WORK REQUIRED >> Collect every line of the data that contains the string "label".

SUPPLIED INFORMATION >>
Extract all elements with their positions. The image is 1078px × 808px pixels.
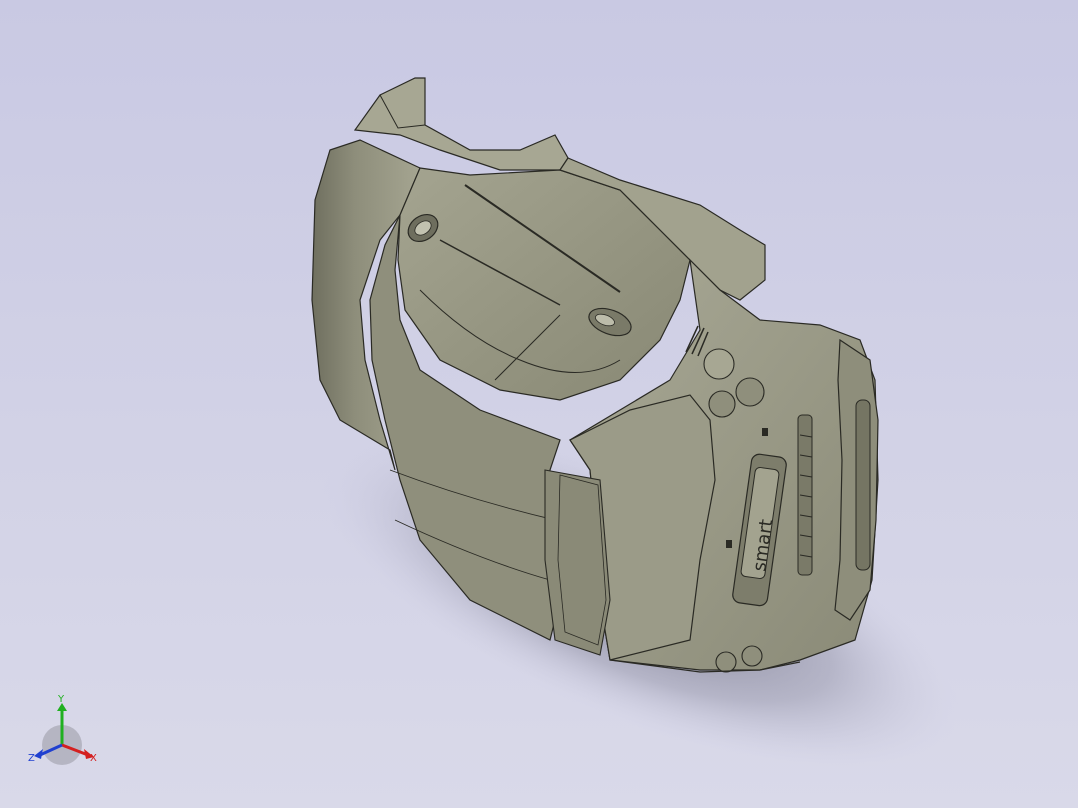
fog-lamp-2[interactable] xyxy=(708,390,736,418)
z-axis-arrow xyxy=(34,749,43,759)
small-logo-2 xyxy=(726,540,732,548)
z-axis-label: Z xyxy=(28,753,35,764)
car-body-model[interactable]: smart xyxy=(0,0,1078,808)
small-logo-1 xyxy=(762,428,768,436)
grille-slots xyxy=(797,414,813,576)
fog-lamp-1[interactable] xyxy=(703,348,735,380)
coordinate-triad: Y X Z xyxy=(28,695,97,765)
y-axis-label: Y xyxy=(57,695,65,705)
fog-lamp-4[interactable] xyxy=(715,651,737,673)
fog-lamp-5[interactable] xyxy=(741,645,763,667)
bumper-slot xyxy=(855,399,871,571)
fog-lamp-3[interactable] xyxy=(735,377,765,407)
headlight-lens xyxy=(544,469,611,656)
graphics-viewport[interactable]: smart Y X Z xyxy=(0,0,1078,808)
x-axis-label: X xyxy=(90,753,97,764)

TASK SOLUTION >>
z-axis-label: Z xyxy=(28,753,35,764)
y-axis-label: Y xyxy=(57,695,65,705)
x-axis-label: X xyxy=(90,753,97,764)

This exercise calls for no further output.